**What is required**
Look through the listing for the word "Наша". Copy each line that has it.

**Records provided**
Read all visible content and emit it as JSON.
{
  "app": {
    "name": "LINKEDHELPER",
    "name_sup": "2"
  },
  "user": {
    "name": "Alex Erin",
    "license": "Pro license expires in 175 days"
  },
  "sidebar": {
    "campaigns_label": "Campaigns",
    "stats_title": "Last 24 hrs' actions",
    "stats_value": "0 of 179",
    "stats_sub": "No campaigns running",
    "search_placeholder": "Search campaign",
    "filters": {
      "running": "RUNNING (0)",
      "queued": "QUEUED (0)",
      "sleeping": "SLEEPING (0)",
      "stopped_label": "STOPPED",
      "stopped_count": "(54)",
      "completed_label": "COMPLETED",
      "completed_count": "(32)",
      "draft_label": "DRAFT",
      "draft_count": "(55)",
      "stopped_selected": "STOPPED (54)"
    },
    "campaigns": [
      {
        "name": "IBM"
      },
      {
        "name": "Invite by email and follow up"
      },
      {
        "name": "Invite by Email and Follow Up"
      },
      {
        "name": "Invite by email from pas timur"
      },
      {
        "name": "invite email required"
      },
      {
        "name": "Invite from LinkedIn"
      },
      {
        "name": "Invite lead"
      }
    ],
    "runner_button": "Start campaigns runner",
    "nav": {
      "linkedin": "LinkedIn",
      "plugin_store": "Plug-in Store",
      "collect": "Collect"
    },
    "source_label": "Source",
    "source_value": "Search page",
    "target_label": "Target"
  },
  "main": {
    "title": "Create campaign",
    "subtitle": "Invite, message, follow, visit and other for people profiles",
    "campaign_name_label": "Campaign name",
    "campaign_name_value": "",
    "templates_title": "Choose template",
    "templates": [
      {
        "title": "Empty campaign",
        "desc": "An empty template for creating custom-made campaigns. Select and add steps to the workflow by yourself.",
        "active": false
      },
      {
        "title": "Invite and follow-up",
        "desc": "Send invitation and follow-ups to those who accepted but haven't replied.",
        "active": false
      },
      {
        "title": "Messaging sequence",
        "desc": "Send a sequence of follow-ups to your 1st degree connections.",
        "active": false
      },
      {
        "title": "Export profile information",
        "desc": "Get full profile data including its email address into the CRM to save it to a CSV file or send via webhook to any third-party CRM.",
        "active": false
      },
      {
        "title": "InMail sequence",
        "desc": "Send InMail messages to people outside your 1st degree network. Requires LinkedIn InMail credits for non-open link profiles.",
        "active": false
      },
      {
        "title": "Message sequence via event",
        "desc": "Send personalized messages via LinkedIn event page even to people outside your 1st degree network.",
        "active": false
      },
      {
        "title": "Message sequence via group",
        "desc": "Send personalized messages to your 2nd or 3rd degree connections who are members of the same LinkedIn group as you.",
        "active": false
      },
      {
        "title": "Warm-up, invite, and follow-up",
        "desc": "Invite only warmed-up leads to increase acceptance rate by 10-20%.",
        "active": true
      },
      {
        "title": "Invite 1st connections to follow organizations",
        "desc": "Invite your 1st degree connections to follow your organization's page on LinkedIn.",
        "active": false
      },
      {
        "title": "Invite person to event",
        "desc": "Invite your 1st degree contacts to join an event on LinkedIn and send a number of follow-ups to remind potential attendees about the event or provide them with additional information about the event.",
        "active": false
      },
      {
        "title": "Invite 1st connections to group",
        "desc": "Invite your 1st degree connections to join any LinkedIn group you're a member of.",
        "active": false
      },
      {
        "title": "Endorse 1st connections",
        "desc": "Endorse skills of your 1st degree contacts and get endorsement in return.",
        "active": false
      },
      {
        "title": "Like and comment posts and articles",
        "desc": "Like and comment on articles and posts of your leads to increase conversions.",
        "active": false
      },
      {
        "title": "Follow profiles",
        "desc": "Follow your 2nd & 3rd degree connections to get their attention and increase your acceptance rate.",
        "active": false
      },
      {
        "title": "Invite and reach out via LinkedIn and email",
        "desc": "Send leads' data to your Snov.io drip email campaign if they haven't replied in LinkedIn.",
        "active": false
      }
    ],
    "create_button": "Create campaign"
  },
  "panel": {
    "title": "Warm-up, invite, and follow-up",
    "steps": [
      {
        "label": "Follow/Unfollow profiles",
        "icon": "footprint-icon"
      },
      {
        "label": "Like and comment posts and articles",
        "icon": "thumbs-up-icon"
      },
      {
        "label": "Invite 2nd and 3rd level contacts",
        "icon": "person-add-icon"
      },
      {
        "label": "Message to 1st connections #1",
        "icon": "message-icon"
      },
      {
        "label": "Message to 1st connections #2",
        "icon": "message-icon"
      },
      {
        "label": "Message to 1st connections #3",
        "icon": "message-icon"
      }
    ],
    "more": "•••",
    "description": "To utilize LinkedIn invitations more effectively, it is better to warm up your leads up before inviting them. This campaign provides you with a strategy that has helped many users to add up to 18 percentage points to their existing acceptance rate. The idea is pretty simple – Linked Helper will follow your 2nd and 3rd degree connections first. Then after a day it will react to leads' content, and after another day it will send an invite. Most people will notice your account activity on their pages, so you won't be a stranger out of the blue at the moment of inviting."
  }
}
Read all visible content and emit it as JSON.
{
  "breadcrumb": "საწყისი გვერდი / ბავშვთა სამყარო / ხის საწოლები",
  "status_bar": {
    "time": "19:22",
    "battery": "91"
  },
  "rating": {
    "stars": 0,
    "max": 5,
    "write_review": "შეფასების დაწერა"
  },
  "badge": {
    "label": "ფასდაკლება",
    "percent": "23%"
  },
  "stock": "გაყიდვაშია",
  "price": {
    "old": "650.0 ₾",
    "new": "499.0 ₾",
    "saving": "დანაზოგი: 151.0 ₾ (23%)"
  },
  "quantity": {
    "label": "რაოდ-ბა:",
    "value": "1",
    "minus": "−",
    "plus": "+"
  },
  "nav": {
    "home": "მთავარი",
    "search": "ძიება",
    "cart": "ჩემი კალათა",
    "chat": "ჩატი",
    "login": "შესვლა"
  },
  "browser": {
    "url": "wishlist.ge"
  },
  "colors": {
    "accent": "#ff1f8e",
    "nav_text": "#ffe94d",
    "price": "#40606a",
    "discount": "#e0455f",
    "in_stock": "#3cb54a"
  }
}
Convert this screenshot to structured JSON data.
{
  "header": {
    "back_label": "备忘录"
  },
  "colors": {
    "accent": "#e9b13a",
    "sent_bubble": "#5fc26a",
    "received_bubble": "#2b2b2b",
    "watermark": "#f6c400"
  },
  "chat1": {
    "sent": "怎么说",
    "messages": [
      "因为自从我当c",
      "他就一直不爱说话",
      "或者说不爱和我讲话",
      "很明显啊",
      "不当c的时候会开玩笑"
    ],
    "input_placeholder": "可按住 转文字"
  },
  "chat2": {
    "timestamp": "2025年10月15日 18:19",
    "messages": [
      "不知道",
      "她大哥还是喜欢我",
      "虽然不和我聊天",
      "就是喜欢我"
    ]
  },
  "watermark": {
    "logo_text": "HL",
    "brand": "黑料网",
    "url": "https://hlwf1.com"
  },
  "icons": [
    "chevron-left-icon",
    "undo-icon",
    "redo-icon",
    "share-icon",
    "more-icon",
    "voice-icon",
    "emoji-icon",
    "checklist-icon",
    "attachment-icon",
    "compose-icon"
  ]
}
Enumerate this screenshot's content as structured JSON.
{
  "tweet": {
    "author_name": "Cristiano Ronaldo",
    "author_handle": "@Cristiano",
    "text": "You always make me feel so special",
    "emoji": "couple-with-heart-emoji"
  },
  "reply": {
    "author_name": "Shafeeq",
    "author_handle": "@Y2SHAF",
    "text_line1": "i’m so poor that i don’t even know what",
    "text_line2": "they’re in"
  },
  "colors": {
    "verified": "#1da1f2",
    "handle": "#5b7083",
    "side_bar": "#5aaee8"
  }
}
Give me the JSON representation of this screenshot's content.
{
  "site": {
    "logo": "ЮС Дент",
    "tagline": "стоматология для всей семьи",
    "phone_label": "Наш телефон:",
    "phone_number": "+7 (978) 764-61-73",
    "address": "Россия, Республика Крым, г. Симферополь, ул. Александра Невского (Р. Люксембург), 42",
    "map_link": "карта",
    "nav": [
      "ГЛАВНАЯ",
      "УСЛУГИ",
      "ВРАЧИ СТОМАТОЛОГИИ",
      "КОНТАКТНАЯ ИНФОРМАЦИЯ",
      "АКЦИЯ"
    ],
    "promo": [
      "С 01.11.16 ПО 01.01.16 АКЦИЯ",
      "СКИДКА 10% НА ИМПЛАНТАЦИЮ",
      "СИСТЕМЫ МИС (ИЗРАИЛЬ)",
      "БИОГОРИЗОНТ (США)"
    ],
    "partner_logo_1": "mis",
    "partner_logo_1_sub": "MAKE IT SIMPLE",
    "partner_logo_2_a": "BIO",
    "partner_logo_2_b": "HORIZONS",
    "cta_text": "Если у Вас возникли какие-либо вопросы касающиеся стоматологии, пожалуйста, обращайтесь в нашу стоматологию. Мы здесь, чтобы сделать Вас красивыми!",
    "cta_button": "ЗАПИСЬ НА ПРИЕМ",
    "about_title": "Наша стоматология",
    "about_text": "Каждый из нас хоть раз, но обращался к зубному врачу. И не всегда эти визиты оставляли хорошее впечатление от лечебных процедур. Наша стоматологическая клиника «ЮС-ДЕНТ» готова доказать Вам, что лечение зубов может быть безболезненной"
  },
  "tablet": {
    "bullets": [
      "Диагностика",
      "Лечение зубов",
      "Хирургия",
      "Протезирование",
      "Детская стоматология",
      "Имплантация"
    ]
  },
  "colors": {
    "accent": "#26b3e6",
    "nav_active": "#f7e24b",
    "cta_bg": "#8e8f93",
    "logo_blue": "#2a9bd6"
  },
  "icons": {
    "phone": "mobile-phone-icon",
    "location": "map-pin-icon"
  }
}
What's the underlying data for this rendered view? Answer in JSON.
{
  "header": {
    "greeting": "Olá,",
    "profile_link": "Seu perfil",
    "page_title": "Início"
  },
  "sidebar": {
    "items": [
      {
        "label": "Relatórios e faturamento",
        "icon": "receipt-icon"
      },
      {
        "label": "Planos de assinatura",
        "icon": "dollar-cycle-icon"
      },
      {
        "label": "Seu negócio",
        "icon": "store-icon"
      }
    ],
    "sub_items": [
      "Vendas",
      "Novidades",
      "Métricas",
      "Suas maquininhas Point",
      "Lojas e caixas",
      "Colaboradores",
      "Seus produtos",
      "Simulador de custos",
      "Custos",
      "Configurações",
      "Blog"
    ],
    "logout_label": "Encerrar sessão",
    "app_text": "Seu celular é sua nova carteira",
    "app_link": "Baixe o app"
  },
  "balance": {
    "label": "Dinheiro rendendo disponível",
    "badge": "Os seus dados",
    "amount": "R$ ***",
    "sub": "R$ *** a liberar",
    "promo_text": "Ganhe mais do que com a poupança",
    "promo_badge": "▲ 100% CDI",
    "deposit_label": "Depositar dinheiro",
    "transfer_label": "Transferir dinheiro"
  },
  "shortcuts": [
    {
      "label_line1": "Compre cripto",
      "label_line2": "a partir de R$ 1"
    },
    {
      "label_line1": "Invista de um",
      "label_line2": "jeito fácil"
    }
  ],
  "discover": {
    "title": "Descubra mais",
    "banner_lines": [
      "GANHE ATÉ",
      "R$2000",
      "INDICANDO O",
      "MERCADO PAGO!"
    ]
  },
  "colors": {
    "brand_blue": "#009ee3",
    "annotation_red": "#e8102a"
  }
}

**Final result**
    "about_title": "Наша стоматология",
    "about_text": "Каждый из нас хоть раз, но обращался к зубному врачу. И не всегда эти визиты оставляли хорошее впечатление от лечебных процедур. Наша стоматологическая клиника «ЮС-ДЕНТ» готова доказать Вам, что лечение зубов может быть безболезненной"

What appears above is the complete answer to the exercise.